-- begin --

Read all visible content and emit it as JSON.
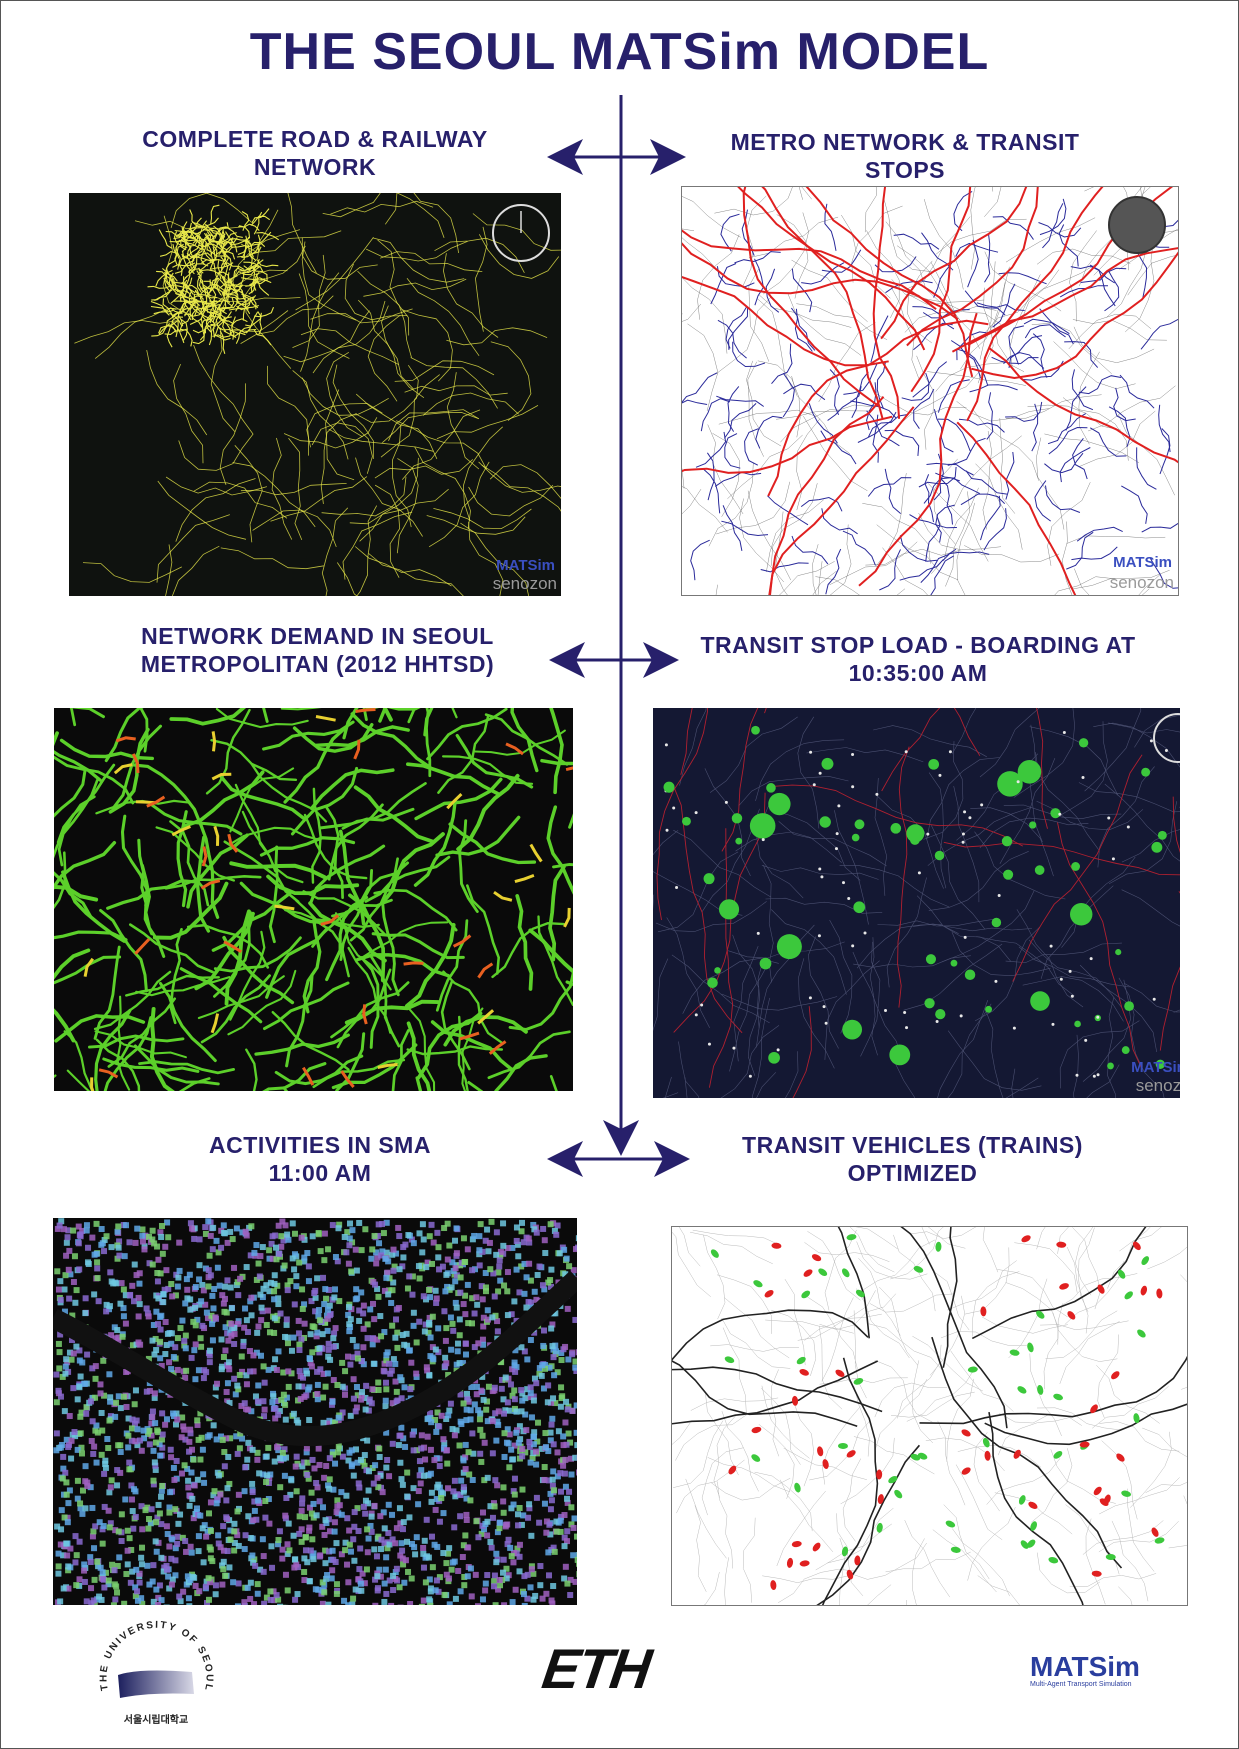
{
  "title": "THE SEOUL MATSim MODEL",
  "panels": [
    {
      "caption_l1": "COMPLETE ROAD & RAILWAY",
      "caption_l2": "NETWORK"
    },
    {
      "caption_l1": "METRO NETWORK & TRANSIT",
      "caption_l2": "STOPS"
    },
    {
      "caption_l1": "NETWORK DEMAND IN SEOUL",
      "caption_l2": "METROPOLITAN (2012 HHTSD)"
    },
    {
      "caption_l1": "TRANSIT STOP LOAD - BOARDING AT",
      "caption_l2": "10:35:00 AM"
    },
    {
      "caption_l1": "ACTIVITIES IN SMA",
      "caption_l2": "11:00 AM"
    },
    {
      "caption_l1": "TRANSIT VEHICLES (TRAINS)",
      "caption_l2": "OPTIMIZED"
    }
  ],
  "watermarks": {
    "matsim": "MATSim",
    "senozon": "senozon"
  },
  "logos": {
    "uos_arc": "THE UNIVERSITY OF SEOUL",
    "uos_korean": "서울시립대학교",
    "eth": "ETH",
    "matsim": "MATSim",
    "matsim_sub": "Multi-Agent Transport Simulation"
  },
  "colors": {
    "title": "#27206b",
    "road": "#e8e84a",
    "metro": "#e02020",
    "bus": "#2a2a9a",
    "load": "#3cc83c"
  }
}
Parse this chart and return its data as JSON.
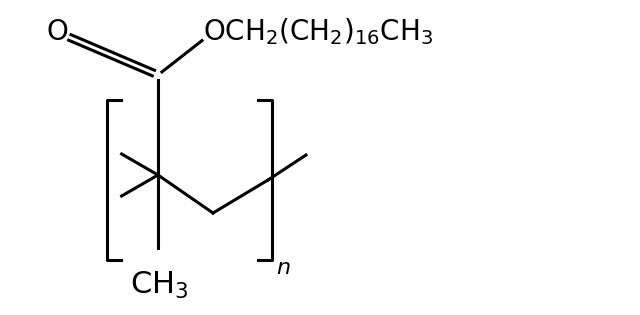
{
  "bg_color": "#ffffff",
  "line_color": "#000000",
  "line_width": 2.2,
  "font_size_main": 20,
  "font_size_sub": 14,
  "font_size_n": 16,
  "figsize": [
    6.4,
    3.15
  ],
  "dpi": 100
}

-- end --

_TASK REQUIREMENTS_. Every line from the one containing "Parse this chart and return its data as JSON." through the last line of the data is to be retyped exactly, with nothing added and no pictures included.

_EXERCISE RESULT_.
Parse this chart and return its data as JSON.
{
  "bg_color": "#ffffff",
  "line_color": "#000000",
  "line_width": 2.2,
  "font_size_main": 20,
  "font_size_sub": 14,
  "font_size_n": 16,
  "figsize": [
    6.4,
    3.15
  ],
  "dpi": 100
}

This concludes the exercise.